*** DATASET RECORDS Section Begins ***

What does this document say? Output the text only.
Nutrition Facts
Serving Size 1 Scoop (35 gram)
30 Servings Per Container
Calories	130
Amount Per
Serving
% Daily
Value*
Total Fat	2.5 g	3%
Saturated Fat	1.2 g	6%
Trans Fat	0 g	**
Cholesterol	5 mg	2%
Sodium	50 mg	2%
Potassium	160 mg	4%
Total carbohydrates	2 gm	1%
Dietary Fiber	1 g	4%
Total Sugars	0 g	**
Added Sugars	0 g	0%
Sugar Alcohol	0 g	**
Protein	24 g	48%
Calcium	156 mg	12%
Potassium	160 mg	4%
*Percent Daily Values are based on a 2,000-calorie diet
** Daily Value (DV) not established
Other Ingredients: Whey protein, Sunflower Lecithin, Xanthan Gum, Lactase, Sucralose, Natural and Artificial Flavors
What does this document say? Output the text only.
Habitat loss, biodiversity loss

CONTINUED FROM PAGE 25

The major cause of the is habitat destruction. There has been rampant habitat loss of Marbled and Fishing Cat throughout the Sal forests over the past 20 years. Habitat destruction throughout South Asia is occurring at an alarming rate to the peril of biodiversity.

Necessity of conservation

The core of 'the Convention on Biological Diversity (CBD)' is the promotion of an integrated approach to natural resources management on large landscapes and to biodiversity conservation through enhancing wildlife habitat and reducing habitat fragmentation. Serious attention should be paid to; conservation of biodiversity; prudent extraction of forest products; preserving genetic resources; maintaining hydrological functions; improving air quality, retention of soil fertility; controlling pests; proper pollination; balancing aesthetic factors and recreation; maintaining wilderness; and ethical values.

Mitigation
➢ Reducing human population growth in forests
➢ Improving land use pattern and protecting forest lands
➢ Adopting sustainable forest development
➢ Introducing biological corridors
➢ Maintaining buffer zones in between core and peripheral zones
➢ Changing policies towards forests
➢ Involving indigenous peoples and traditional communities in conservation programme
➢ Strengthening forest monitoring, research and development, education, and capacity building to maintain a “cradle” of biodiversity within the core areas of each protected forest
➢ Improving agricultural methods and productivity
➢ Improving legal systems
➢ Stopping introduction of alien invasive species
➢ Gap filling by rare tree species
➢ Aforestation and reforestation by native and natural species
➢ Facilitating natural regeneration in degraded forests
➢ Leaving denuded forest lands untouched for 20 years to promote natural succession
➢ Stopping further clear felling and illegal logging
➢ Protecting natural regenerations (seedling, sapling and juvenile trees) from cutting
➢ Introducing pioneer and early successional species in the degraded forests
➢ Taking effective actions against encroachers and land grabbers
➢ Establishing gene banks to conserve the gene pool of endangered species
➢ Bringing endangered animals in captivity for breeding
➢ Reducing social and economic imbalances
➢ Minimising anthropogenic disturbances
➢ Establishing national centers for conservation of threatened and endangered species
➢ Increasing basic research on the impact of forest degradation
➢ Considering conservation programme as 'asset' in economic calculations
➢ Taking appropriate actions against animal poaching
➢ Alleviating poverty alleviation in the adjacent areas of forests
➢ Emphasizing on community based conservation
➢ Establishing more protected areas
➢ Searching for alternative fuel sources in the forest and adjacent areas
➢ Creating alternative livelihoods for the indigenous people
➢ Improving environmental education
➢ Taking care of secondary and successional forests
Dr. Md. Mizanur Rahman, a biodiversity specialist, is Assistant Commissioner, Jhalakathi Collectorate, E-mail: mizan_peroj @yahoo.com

*** DATASET RECORDS Section Ends ***

◆ **EXERCISE**:
Your task is to extract all of the records exactly.

◆ **RESPONSE BOX**:
What does this document say? Output the text only.
Nutrition Facts
Serving Size 1 Scoop (35 gram)
30 Servings Per Container
Calories	130
Amount Per
Serving
% Daily
Value*
Total Fat	2.5 g	3%
Saturated Fat	1.2 g	6%
Trans Fat	0 g	**
Cholesterol	5 mg	2%
Sodium	50 mg	2%
Potassium	160 mg	4%
Total carbohydrates	2 gm	1%
Dietary Fiber	1 g	4%
Total Sugars	0 g	**
Added Sugars	0 g	0%
Sugar Alcohol	0 g	**
Protein	24 g	48%
Calcium	156 mg	12%
Potassium	160 mg	4%
*Percent Daily Values are based on a 2,000-calorie diet
** Daily Value (DV) not established
Other Ingredients: Whey protein, Sunflower Lecithin, Xanthan Gum, Lactase, Sucralose, Natural and Artificial Flavors
What does this document say? Output the text only.
Habitat loss, biodiversity loss

CONTINUED FROM PAGE 25

The major cause of the is habitat destruction. There has been rampant habitat loss of Marbled and Fishing Cat throughout the Sal forests over the past 20 years. Habitat destruction throughout South Asia is occurring at an alarming rate to the peril of biodiversity.

Necessity of conservation

The core of 'the Convention on Biological Diversity (CBD)' is the promotion of an integrated approach to natural resources management on large landscapes and to biodiversity conservation through enhancing wildlife habitat and reducing habitat fragmentation. Serious attention should be paid to; conservation of biodiversity; prudent extraction of forest products; preserving genetic resources; maintaining hydrological functions; improving air quality, retention of soil fertility; controlling pests; proper pollination; balancing aesthetic factors and recreation; maintaining wilderness; and ethical values.

Mitigation
➢ Reducing human population growth in forests
➢ Improving land use pattern and protecting forest lands
➢ Adopting sustainable forest development
➢ Introducing biological corridors
➢ Maintaining buffer zones in between core and peripheral zones
➢ Changing policies towards forests
➢ Involving indigenous peoples and traditional communities in conservation programme
➢ Strengthening forest monitoring, research and development, education, and capacity building to maintain a “cradle” of biodiversity within the core areas of each protected forest
➢ Improving agricultural methods and productivity
➢ Improving legal systems
➢ Stopping introduction of alien invasive species
➢ Gap filling by rare tree species
➢ Aforestation and reforestation by native and natural species
➢ Facilitating natural regeneration in degraded forests
➢ Leaving denuded forest lands untouched for 20 years to promote natural succession
➢ Stopping further clear felling and illegal logging
➢ Protecting natural regenerations (seedling, sapling and juvenile trees) from cutting
➢ Introducing pioneer and early successional species in the degraded forests
➢ Taking effective actions against encroachers and land grabbers
➢ Establishing gene banks to conserve the gene pool of endangered species
➢ Bringing endangered animals in captivity for breeding
➢ Reducing social and economic imbalances
➢ Minimising anthropogenic disturbances
➢ Establishing national centers for conservation of threatened and endangered species
➢ Increasing basic research on the impact of forest degradation
➢ Considering conservation programme as 'asset' in economic calculations
➢ Taking appropriate actions against animal poaching
➢ Alleviating poverty alleviation in the adjacent areas of forests
➢ Emphasizing on community based conservation
➢ Establishing more protected areas
➢ Searching for alternative fuel sources in the forest and adjacent areas
➢ Creating alternative livelihoods for the indigenous people
➢ Improving environmental education
➢ Taking care of secondary and successional forests
Dr. Md. Mizanur Rahman, a biodiversity specialist, is Assistant Commissioner, Jhalakathi Collectorate, E-mail: mizan_peroj @yahoo.com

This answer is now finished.